- GIVEN DATA
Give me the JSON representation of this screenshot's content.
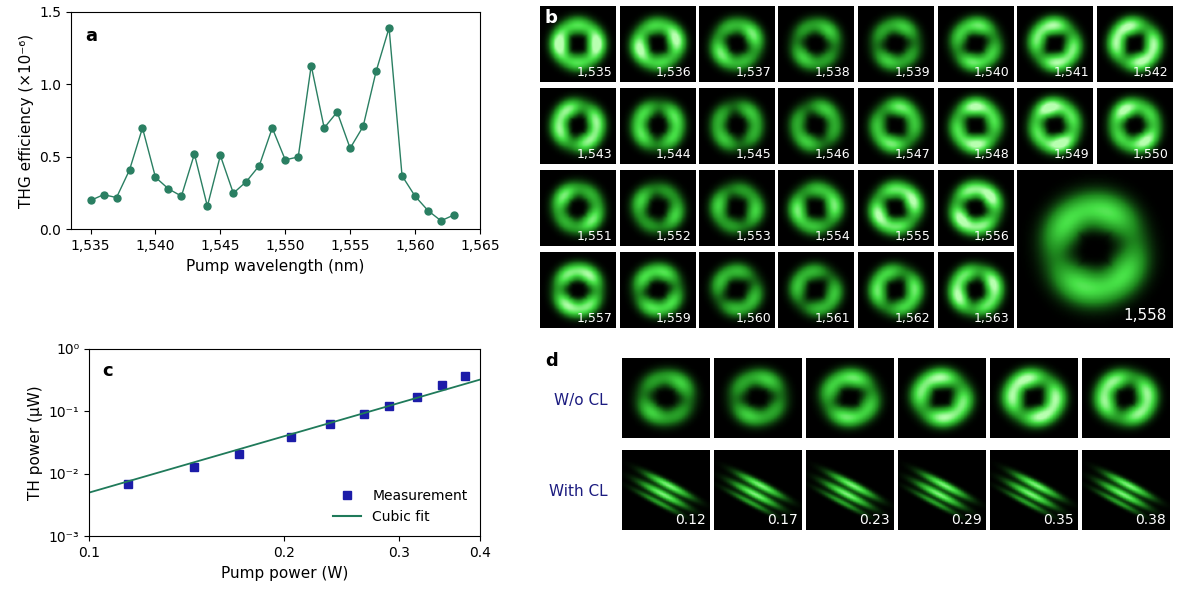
{
  "chart_data": [
    {
      "type": "line",
      "title": "a",
      "x_label": "Pump wavelength (nm)",
      "y_label": "THG efficiency (×10⁻⁶)",
      "x": [
        1535,
        1536,
        1537,
        1538,
        1539,
        1540,
        1541,
        1542,
        1543,
        1544,
        1545,
        1546,
        1547,
        1548,
        1549,
        1550,
        1551,
        1552,
        1553,
        1554,
        1555,
        1556,
        1557,
        1558,
        1559,
        1560,
        1561,
        1562,
        1563
      ],
      "series": [
        {
          "name": "THG efficiency",
          "color": "#2a7f62",
          "marker": "circle",
          "line_style": "solid",
          "values": [
            0.2,
            0.24,
            0.22,
            0.41,
            0.7,
            0.36,
            0.28,
            0.23,
            0.52,
            0.16,
            0.51,
            0.25,
            0.33,
            0.44,
            0.7,
            0.48,
            0.5,
            1.13,
            0.7,
            0.81,
            0.56,
            0.71,
            1.09,
            1.39,
            0.37,
            0.23,
            0.13,
            0.06,
            0.1
          ],
          "errors": [
            0.01,
            0.01,
            0.01,
            0.01,
            0.01,
            0.01,
            0.01,
            0.01,
            0.01,
            0.01,
            0.01,
            0.01,
            0.01,
            0.01,
            0.01,
            0.01,
            0.01,
            0.01,
            0.01,
            0.01,
            0.01,
            0.01,
            0.01,
            0.01,
            0.01,
            0.01,
            0.01,
            0.01,
            0.01
          ]
        }
      ],
      "xlim": [
        1533.5,
        1565
      ],
      "xticks": [
        {
          "value": 1535,
          "label": "1,535"
        },
        {
          "value": 1540,
          "label": "1,540"
        },
        {
          "value": 1545,
          "label": "1,545"
        },
        {
          "value": 1550,
          "label": "1,550"
        },
        {
          "value": 1555,
          "label": "1,555"
        },
        {
          "value": 1560,
          "label": "1,560"
        },
        {
          "value": 1565,
          "label": "1,565"
        }
      ],
      "ylim": [
        0,
        1.5
      ],
      "yticks": [
        {
          "value": 0,
          "label": "0.0"
        },
        0.5,
        {
          "value": 1.0,
          "label": "1.0"
        },
        1.5
      ]
    },
    {
      "type": "scatter",
      "title": "c",
      "log": true,
      "x_label": "Pump power (W)",
      "y_label": "TH power (μW)",
      "series": [
        {
          "name": "Measurement",
          "type": "scatter",
          "color": "#1c1ca8",
          "marker": "square",
          "x": [
            0.115,
            0.145,
            0.17,
            0.205,
            0.235,
            0.265,
            0.29,
            0.32,
            0.35,
            0.38
          ],
          "values": [
            0.0068,
            0.013,
            0.021,
            0.039,
            0.063,
            0.092,
            0.12,
            0.17,
            0.26,
            0.36
          ]
        },
        {
          "name": "Cubic fit",
          "type": "line",
          "color": "#1f7a5a",
          "line_style": "solid",
          "x": [
            0.1,
            0.4
          ],
          "values": [
            0.005,
            0.32
          ]
        }
      ],
      "xlim": [
        0.1,
        0.4
      ],
      "xticks": [
        0.1,
        0.2,
        0.3,
        0.4
      ],
      "ylim": [
        0.001,
        1
      ],
      "yticks": [
        {
          "value": 0.001,
          "label": "10⁻³"
        },
        {
          "value": 0.01,
          "label": "10⁻²"
        },
        {
          "value": 0.1,
          "label": "10⁻¹"
        },
        {
          "value": 1,
          "label": "10⁰"
        }
      ],
      "legend": "lower right"
    }
  ],
  "panel_b": {
    "title": "b",
    "tiles": [
      "1,535",
      "1,536",
      "1,537",
      "1,538",
      "1,539",
      "1,540",
      "1,541",
      "1,542",
      "1,543",
      "1,544",
      "1,545",
      "1,546",
      "1,547",
      "1,548",
      "1,549",
      "1,550",
      "1,551",
      "1,552",
      "1,553",
      "1,554",
      "1,555",
      "1,556",
      "1,557",
      "1,559",
      "1,560",
      "1,561",
      "1,562",
      "1,563"
    ],
    "large_tile": "1,558"
  },
  "panel_d": {
    "title": "d",
    "rows": [
      "W/o CL",
      "With CL"
    ],
    "powers": [
      0.12,
      0.17,
      0.23,
      0.29,
      0.35,
      0.38
    ]
  }
}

- SET PROBLEM
Filter out every line that lacks the word "name", and copy the rest.

- RESULT
          "name": "THG efficiency",
          "name": "Measurement",
          "name": "Cubic fit",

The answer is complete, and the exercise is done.